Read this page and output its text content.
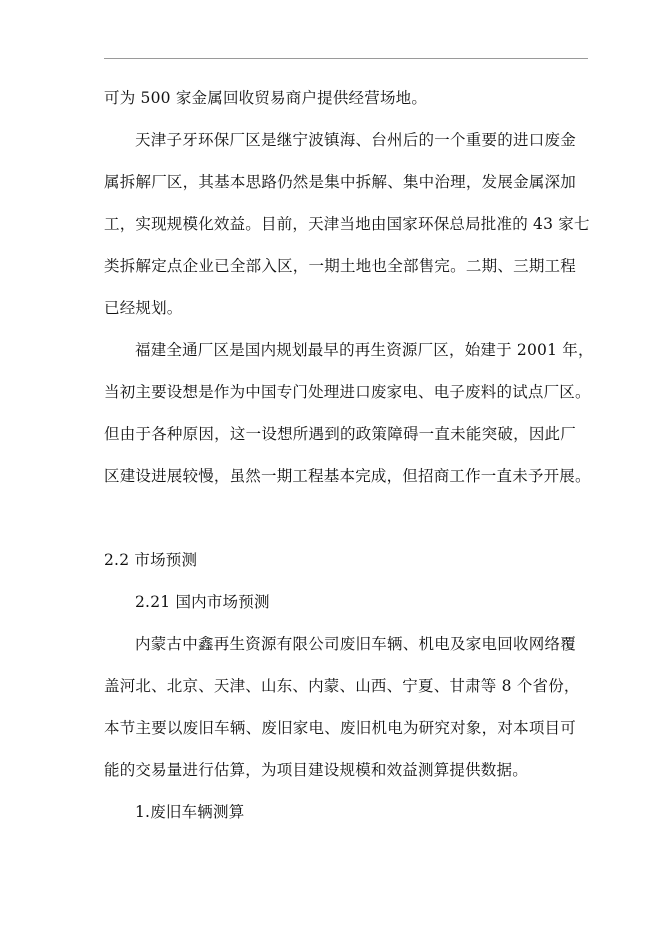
可为 500 家金属回收贸易商户提供经营场地。
天津子牙环保厂区是继宁波镇海、台州后的一个重要的进口废金
属拆解厂区，其基本思路仍然是集中拆解、集中治理，发展金属深加
工，实现规模化效益。目前，天津当地由国家环保总局批准的 43 家七
类拆解定点企业已全部入区，一期土地也全部售完。二期、三期工程
已经规划。
福建全通厂区是国内规划最早的再生资源厂区，始建于 2001 年，
当初主要设想是作为中国专门处理进口废家电、电子废料的试点厂区。
但由于各种原因，这一设想所遇到的政策障碍一直未能突破，因此厂
区建设进展较慢，虽然一期工程基本完成，但招商工作一直未予开展。
2.2 市场预测
2.21 国内市场预测
内蒙古中鑫再生资源有限公司废旧车辆、机电及家电回收网络覆
盖河北、北京、天津、山东、内蒙、山西、宁夏、甘肃等 8 个省份，
本节主要以废旧车辆、废旧家电、废旧机电为研究对象，对本项目可
能的交易量进行估算，为项目建设规模和效益测算提供数据。
1.废旧车辆测算
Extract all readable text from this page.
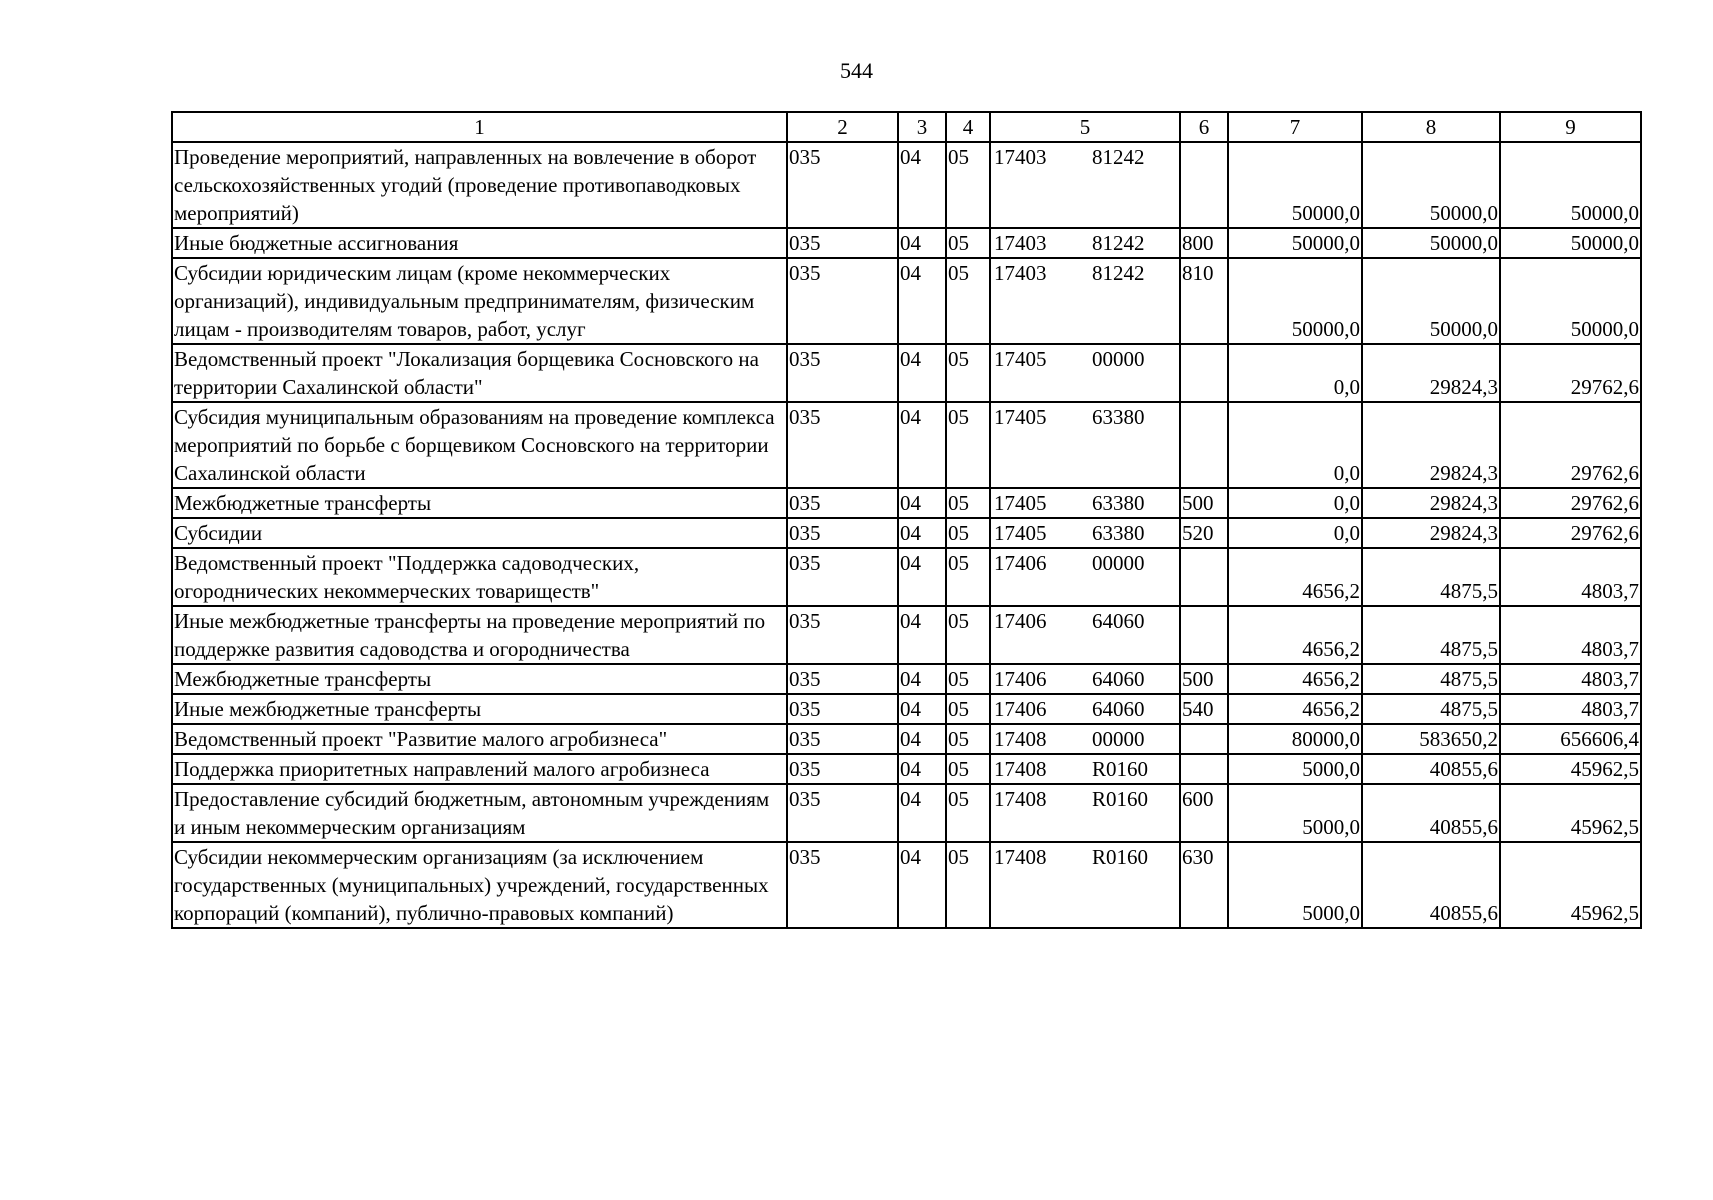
544
1	2	3	4	5	6	7	8	9
Проведение мероприятий, направленных на вовлечение в оборот сельскохозяйственных угодий (проведение противопаводковых мероприятий)	035	04	05	17403 81242		50000,0	50000,0	50000,0
Иные бюджетные ассигнования	035	04	05	17403 81242	800	50000,0	50000,0	50000,0
Субсидии юридическим лицам (кроме некоммерческих организаций), индивидуальным предпринимателям, физическим лицам - производителям товаров, работ, услуг	035	04	05	17403 81242	810	50000,0	50000,0	50000,0
Ведомственный проект "Локализация борщевика Сосновского на территории Сахалинской области"	035	04	05	17405 00000		0,0	29824,3	29762,6
Субсидия муниципальным образованиям на проведение комплекса мероприятий по борьбе с борщевиком Сосновского на территории Сахалинской области	035	04	05	17405 63380		0,0	29824,3	29762,6
Межбюджетные трансферты	035	04	05	17405 63380	500	0,0	29824,3	29762,6
Субсидии	035	04	05	17405 63380	520	0,0	29824,3	29762,6
Ведомственный проект "Поддержка садоводческих, огороднических некоммерческих товариществ"	035	04	05	17406 00000		4656,2	4875,5	4803,7
Иные межбюджетные трансферты на проведение мероприятий по поддержке развития садоводства и огородничества	035	04	05	17406 64060		4656,2	4875,5	4803,7
Межбюджетные трансферты	035	04	05	17406 64060	500	4656,2	4875,5	4803,7
Иные межбюджетные трансферты	035	04	05	17406 64060	540	4656,2	4875,5	4803,7
Ведомственный проект "Развитие малого агробизнеса"	035	04	05	17408 00000		80000,0	583650,2	656606,4
Поддержка приоритетных направлений малого агробизнеса	035	04	05	17408 R0160		5000,0	40855,6	45962,5
Предоставление субсидий бюджетным, автономным учреждениям и иным некоммерческим организациям	035	04	05	17408 R0160	600	5000,0	40855,6	45962,5
Субсидии некоммерческим организациям (за исключением государственных (муниципальных) учреждений, государственных корпораций (компаний), публично-правовых компаний)	035	04	05	17408 R0160	630	5000,0	40855,6	45962,5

** TASK BRIEF **
Return only the number of lines in the preceding records that contain the string "некоммерческим".

** REPLY TO THE EXERCISE **
2